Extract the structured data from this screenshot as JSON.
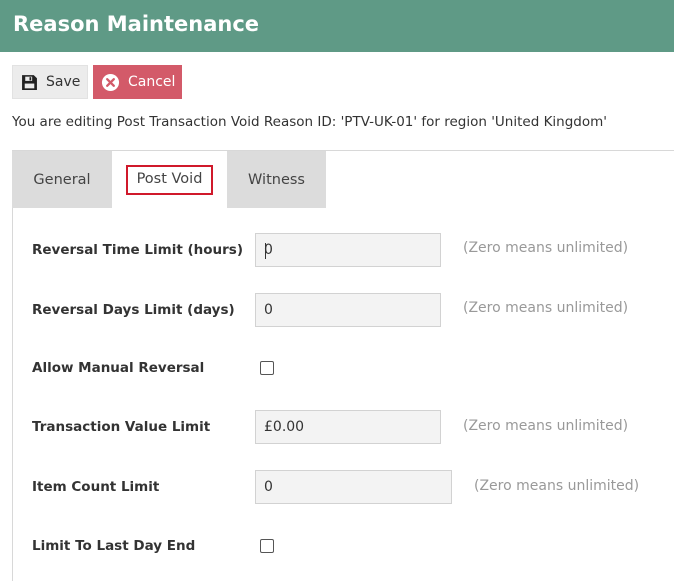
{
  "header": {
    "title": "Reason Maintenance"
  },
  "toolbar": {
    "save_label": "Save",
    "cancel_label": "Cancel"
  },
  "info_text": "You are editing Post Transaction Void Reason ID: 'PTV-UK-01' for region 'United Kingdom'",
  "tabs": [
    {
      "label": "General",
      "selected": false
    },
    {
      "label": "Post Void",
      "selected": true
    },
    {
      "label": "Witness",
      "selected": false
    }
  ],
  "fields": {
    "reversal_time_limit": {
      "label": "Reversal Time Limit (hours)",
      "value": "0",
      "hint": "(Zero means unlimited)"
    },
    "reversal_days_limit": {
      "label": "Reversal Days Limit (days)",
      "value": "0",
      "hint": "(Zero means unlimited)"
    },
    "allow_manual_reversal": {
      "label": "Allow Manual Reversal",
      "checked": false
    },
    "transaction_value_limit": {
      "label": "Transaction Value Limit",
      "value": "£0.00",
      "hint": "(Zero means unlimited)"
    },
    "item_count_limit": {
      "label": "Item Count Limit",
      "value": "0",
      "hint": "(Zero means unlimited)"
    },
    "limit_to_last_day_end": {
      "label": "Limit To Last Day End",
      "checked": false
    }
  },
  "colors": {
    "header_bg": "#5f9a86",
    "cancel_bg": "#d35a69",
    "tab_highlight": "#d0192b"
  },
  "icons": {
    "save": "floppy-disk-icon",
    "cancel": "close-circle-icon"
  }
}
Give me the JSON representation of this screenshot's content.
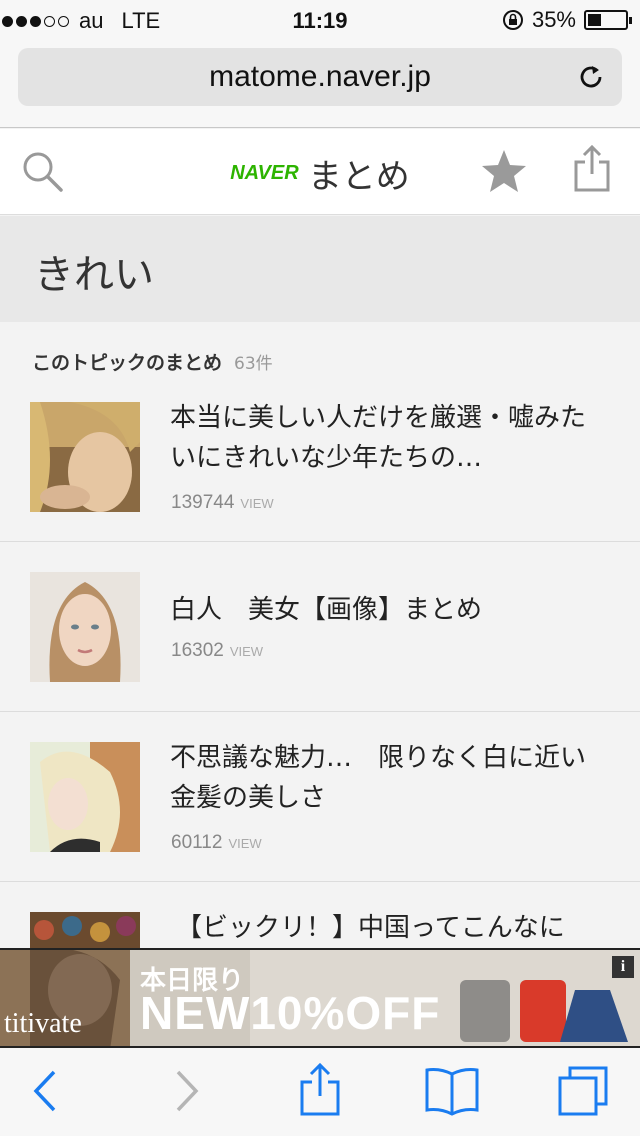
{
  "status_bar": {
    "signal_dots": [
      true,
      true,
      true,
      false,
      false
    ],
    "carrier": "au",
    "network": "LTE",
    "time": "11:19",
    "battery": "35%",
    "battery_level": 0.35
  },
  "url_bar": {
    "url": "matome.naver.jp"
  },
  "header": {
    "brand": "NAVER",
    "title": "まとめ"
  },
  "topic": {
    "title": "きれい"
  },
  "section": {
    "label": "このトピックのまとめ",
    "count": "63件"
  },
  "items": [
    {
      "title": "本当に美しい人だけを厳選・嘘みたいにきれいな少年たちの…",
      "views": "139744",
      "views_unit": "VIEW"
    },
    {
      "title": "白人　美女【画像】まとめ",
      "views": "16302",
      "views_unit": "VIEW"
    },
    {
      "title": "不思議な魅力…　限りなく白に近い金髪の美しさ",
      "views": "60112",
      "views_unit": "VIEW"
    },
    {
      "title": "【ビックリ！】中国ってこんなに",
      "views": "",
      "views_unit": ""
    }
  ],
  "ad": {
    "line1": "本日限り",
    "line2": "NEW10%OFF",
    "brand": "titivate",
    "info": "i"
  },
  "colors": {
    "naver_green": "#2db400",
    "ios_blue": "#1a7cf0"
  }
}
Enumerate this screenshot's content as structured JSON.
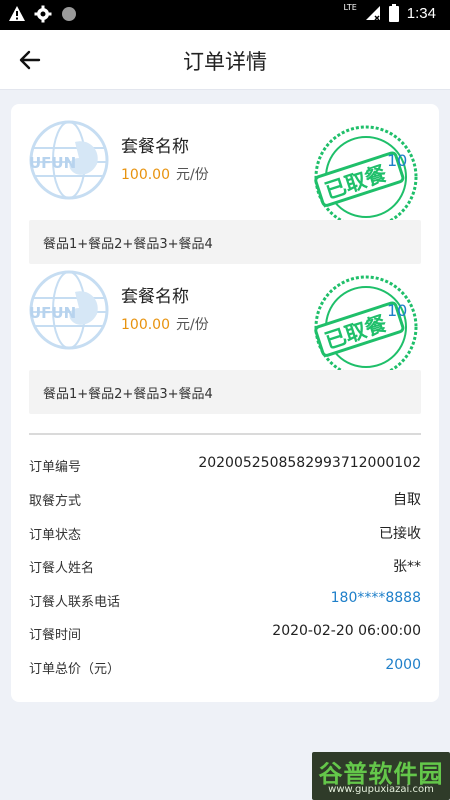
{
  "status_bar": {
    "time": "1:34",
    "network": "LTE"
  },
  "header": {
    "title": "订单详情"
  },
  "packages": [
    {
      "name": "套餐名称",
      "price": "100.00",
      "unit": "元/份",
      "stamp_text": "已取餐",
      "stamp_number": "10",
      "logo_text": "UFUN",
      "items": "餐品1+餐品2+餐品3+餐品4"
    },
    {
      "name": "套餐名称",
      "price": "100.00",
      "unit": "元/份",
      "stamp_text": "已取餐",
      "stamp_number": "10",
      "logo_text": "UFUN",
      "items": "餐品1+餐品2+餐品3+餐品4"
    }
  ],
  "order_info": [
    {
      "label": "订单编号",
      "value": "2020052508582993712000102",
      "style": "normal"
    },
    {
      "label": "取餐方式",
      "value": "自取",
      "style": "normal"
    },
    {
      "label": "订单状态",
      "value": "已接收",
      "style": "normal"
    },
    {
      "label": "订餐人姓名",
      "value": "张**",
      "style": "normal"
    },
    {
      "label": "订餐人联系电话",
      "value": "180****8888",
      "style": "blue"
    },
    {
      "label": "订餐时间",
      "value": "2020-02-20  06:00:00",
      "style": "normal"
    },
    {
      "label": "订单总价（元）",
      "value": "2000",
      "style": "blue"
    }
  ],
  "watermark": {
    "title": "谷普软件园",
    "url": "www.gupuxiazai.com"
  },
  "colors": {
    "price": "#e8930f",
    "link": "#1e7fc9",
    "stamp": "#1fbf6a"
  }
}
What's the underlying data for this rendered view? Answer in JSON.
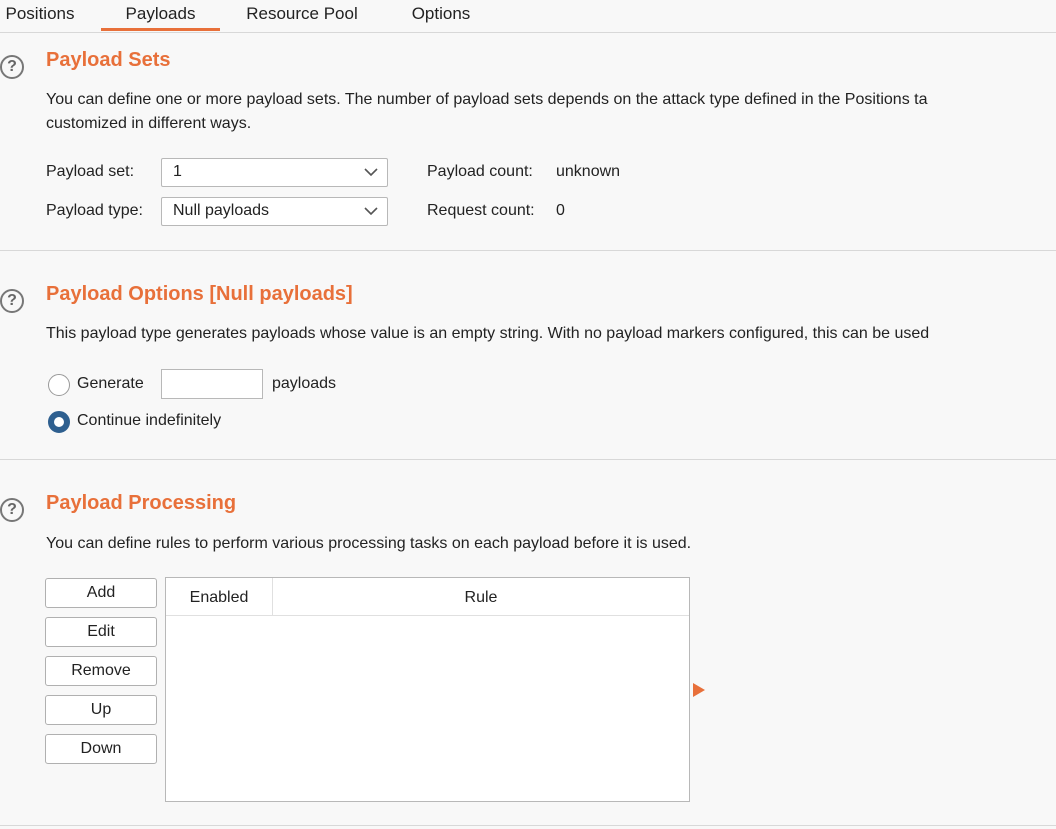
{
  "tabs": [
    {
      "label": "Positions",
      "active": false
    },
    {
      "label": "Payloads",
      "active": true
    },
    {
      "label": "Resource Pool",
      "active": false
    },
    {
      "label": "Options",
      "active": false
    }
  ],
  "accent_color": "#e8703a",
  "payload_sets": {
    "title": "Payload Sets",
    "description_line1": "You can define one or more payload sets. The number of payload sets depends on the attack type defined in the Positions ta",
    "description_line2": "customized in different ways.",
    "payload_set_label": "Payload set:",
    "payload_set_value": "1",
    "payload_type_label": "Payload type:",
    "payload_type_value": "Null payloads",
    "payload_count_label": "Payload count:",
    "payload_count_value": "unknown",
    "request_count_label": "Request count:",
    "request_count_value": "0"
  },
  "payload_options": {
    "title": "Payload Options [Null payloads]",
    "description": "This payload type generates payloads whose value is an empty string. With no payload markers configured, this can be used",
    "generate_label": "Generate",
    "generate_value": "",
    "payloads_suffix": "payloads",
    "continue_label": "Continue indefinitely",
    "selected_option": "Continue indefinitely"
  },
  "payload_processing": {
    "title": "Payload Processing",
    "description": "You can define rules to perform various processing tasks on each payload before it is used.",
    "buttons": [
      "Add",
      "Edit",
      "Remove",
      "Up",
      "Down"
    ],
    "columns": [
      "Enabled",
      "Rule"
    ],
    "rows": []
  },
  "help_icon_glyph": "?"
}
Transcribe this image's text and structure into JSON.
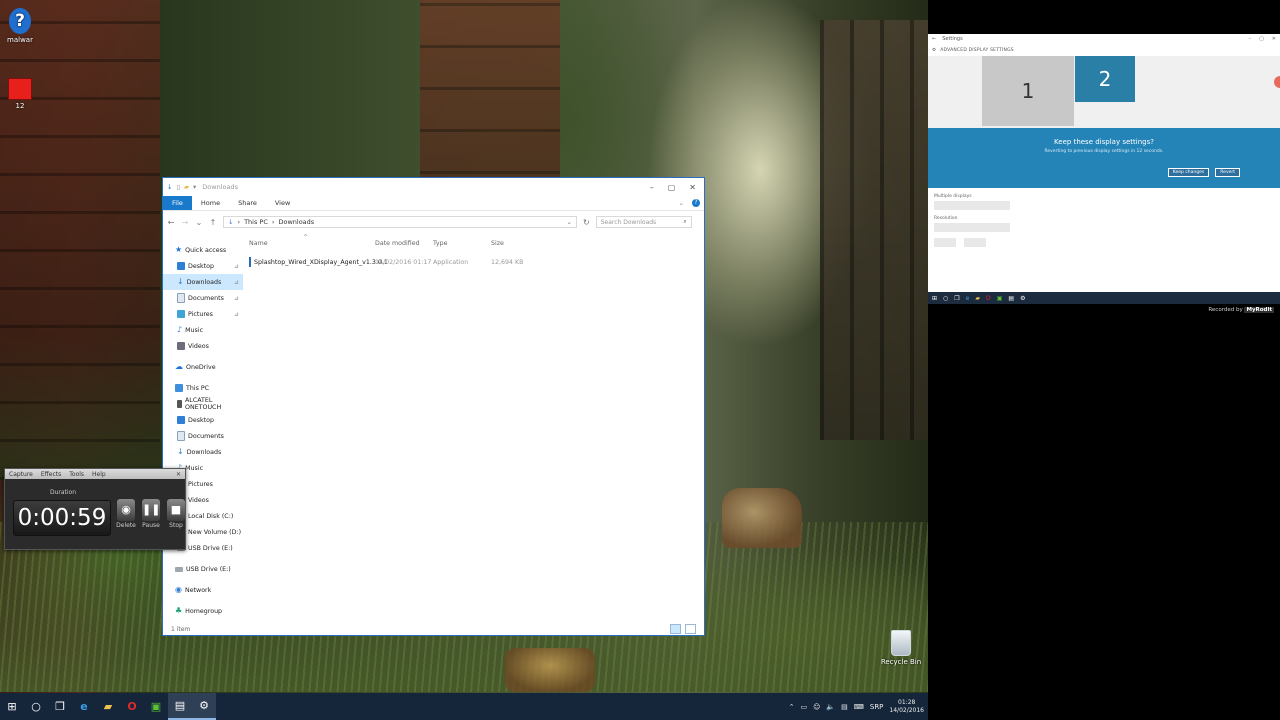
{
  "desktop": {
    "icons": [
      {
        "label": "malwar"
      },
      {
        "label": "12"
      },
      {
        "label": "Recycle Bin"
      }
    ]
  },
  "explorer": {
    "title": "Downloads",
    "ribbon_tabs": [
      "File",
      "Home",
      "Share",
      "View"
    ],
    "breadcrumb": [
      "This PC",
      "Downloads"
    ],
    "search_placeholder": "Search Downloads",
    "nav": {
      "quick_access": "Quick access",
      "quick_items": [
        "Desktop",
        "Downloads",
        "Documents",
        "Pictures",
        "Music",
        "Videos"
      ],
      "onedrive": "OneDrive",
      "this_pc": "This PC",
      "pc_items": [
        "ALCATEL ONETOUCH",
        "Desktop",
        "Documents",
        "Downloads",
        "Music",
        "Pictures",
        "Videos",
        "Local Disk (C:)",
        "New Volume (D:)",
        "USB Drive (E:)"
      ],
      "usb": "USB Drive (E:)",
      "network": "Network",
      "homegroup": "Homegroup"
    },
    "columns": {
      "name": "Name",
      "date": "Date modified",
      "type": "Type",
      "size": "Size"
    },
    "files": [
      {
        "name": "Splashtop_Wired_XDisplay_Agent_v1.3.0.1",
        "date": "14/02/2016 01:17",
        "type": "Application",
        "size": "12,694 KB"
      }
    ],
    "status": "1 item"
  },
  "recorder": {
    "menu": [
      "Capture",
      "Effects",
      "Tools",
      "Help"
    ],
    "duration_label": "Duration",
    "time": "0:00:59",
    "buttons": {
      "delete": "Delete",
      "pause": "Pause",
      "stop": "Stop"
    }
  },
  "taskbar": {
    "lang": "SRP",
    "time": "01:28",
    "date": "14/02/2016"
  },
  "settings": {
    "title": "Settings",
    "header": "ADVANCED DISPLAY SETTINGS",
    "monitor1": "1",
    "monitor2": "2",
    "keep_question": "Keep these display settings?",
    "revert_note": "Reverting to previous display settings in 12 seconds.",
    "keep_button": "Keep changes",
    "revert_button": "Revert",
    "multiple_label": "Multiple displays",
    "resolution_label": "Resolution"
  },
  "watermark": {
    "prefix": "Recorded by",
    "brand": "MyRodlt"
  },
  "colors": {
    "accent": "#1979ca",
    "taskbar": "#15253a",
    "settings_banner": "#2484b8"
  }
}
..........
- THE EXERCISE -
Return each line in the records that holds the string "data".

- RESULT FOR THIS EXERCISE -
Extract the structured data from this screenshot as JSON.
What's the underlying data for this rendered view? Answer in JSON.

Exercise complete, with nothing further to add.